**Short problem**. Print out every line, exactly as written.

# Data shown start

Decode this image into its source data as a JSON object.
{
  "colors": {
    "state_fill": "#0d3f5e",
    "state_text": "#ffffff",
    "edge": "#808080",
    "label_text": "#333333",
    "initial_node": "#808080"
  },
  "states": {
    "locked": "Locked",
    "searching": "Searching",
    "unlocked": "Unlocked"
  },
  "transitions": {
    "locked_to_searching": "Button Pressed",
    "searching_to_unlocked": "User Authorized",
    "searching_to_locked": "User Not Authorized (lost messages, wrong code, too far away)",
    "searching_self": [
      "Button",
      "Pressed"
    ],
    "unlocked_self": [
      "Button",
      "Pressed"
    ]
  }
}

# Data shown end

**Result of this exercise**.
Decode this image into its source data as a JSON object.
{
  "colors": {
    "state_fill": "#0d3f5e",
    "state_text": "#ffffff",
    "edge": "#808080",
    "label_text": "#333333",
    "initial_node": "#808080"
  },
  "states": {
    "locked": "Locked",
    "searching": "Searching",
    "unlocked": "Unlocked"
  },
  "transitions": {
    "locked_to_searching": "Button Pressed",
    "searching_to_unlocked": "User Authorized",
    "searching_to_locked": "User Not Authorized (lost messages, wrong code, too far away)",
    "searching_self": [
      "Button",
      "Pressed"
    ],
    "unlocked_self": [
      "Button",
      "Pressed"
    ]
  }
}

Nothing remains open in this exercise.